__The request__:
Find every line in the records that holds the string "свой". Copy each one.

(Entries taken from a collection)
_ _ _ _ _ _ _
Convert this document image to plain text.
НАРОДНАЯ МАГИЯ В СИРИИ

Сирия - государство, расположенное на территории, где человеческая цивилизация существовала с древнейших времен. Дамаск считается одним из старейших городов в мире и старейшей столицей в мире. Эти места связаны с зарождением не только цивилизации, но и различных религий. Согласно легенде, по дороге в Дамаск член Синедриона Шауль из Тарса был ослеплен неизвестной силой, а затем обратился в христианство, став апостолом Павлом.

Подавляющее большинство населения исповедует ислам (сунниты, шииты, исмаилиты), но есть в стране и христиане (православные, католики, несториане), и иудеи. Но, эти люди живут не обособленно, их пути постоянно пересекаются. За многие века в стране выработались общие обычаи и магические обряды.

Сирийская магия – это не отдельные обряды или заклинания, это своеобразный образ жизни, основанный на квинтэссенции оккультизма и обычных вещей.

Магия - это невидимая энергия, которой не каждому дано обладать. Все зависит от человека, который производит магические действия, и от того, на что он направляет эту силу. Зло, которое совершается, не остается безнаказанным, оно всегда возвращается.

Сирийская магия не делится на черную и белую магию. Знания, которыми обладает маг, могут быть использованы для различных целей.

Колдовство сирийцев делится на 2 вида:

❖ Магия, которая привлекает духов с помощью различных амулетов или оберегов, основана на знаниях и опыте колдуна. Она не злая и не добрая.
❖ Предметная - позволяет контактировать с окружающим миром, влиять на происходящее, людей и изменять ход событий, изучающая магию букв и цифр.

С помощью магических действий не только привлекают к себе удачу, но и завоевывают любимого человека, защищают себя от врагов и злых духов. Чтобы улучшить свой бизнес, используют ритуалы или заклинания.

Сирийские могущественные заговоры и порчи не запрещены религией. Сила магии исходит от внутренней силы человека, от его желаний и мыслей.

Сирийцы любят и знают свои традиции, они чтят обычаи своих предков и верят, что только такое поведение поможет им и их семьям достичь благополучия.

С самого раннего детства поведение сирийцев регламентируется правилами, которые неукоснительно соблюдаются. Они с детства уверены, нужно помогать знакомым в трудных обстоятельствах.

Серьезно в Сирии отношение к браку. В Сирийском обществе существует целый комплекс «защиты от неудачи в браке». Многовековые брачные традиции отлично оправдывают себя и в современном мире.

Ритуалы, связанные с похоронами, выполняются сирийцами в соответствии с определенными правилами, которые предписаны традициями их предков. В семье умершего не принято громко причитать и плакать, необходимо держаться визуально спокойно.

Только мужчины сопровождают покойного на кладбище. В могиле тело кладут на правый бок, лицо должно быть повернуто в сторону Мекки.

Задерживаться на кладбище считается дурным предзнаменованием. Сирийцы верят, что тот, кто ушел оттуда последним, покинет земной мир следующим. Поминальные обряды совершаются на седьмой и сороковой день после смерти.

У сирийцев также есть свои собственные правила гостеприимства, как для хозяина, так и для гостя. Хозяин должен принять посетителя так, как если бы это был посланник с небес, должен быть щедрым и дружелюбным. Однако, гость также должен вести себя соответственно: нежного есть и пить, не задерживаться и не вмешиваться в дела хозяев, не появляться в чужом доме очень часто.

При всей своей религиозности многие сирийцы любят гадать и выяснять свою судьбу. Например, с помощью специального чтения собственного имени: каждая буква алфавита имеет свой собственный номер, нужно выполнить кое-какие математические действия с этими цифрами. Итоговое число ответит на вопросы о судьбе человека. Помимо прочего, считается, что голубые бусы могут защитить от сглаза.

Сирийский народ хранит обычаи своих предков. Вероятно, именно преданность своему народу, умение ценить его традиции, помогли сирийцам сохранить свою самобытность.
_ _ _ _ _ _ _
__Exercise solution__:
С помощью магических действий не только привлекают к себе удачу, но и завоевывают любимого человека, защищают себя от врагов и злых духов. Чтобы улучшить свой бизнес, используют ритуалы или заклинания.
При всей своей религиозности многие сирийцы любят гадать и выяснять свою судьбу. Например, с помощью специального чтения собственного имени: каждая буква алфавита имеет свой собственный номер, нужно выполнить кое-какие математические действия с этими цифрами. Итоговое число ответит на вопросы о судьбе человека. Помимо прочего, считается, что голубые бусы могут защитить от сглаза.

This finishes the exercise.